Required work -> Give the listing below again in full, exactly as written.

Data provided ->
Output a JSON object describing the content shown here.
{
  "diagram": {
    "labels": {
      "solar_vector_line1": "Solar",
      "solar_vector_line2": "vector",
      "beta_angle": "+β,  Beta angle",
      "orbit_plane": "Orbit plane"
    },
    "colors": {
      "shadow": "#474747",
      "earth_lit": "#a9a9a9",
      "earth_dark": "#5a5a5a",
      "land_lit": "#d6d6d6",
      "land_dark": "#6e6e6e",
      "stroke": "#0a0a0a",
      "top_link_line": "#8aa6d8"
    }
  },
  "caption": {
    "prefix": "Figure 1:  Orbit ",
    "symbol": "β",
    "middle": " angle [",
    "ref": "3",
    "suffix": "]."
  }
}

Output of the task ->
Output a JSON object describing the content shown here.
{
  "diagram": {
    "labels": {
      "solar_vector_line1": "Solar",
      "solar_vector_line2": "vector",
      "beta_angle": "+β,  Beta angle",
      "orbit_plane": "Orbit plane"
    },
    "colors": {
      "shadow": "#474747",
      "earth_lit": "#a9a9a9",
      "earth_dark": "#5a5a5a",
      "land_lit": "#d6d6d6",
      "land_dark": "#6e6e6e",
      "stroke": "#0a0a0a",
      "top_link_line": "#8aa6d8"
    }
  },
  "caption": {
    "prefix": "Figure 1:  Orbit ",
    "symbol": "β",
    "middle": " angle [",
    "ref": "3",
    "suffix": "]."
  }
}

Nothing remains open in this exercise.